Data for processing>
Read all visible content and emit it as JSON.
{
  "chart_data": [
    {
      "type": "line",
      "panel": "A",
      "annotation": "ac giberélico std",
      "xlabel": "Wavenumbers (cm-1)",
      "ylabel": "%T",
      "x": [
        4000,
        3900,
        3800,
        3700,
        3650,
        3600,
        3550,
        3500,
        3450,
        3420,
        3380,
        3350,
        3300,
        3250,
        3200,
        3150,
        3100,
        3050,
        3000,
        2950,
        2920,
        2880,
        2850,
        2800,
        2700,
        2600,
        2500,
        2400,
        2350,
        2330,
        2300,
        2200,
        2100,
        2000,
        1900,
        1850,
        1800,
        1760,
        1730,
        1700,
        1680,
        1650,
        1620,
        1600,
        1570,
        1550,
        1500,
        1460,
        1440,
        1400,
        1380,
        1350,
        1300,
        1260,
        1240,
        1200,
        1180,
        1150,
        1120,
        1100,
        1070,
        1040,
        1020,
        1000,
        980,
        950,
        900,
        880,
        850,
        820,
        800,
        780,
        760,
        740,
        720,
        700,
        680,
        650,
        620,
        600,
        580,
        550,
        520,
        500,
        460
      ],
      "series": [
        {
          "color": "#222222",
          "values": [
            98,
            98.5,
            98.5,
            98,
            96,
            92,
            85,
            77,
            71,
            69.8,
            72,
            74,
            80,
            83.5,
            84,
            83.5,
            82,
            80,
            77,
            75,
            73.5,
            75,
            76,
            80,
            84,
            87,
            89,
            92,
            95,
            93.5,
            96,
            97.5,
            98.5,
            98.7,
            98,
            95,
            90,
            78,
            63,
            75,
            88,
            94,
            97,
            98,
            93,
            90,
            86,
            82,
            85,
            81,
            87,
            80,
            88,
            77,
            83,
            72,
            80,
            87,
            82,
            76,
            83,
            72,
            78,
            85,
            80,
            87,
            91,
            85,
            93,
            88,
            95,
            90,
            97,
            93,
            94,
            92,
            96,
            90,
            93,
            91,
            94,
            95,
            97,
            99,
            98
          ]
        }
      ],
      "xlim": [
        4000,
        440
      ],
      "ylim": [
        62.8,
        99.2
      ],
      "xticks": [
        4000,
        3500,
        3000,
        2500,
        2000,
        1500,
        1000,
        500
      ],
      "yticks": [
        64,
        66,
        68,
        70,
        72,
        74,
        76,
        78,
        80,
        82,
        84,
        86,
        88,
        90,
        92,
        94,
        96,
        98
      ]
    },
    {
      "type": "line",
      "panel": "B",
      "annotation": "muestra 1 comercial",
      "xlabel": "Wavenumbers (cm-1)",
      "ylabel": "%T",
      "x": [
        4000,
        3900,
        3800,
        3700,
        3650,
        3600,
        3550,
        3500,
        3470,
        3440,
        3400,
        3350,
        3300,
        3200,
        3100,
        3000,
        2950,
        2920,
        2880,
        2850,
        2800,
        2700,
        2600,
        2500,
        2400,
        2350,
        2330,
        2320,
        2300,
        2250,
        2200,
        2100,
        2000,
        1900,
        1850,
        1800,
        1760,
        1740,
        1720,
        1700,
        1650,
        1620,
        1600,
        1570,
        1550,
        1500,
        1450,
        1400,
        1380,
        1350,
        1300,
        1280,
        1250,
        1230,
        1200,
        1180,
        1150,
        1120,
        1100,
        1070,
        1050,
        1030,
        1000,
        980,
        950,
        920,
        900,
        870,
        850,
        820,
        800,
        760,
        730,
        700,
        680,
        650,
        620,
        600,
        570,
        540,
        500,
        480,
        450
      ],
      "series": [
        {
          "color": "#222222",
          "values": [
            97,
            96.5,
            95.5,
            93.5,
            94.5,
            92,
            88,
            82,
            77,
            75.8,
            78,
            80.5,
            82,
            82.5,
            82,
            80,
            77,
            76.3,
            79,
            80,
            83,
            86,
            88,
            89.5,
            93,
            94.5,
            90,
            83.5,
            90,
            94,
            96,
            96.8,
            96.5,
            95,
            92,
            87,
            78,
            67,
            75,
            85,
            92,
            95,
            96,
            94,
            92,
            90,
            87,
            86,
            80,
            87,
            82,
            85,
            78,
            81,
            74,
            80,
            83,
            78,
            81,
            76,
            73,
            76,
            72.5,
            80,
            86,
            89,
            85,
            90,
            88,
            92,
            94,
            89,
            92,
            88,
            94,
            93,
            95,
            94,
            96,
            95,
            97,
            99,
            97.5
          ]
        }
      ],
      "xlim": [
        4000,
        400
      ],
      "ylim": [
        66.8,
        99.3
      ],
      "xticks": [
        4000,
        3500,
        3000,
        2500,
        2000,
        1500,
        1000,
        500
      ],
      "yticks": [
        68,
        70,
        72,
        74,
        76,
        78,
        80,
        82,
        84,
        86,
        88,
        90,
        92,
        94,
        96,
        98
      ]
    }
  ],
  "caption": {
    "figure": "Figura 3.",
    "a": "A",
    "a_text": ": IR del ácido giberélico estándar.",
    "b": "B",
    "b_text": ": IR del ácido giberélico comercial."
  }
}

Written task> Collect the lines that hold "giberélico".

Exercise result>
      "annotation": "ac giberélico std",
    "a_text": ": IR del ácido giberélico estándar.",
    "b_text": ": IR del ácido giberélico comercial."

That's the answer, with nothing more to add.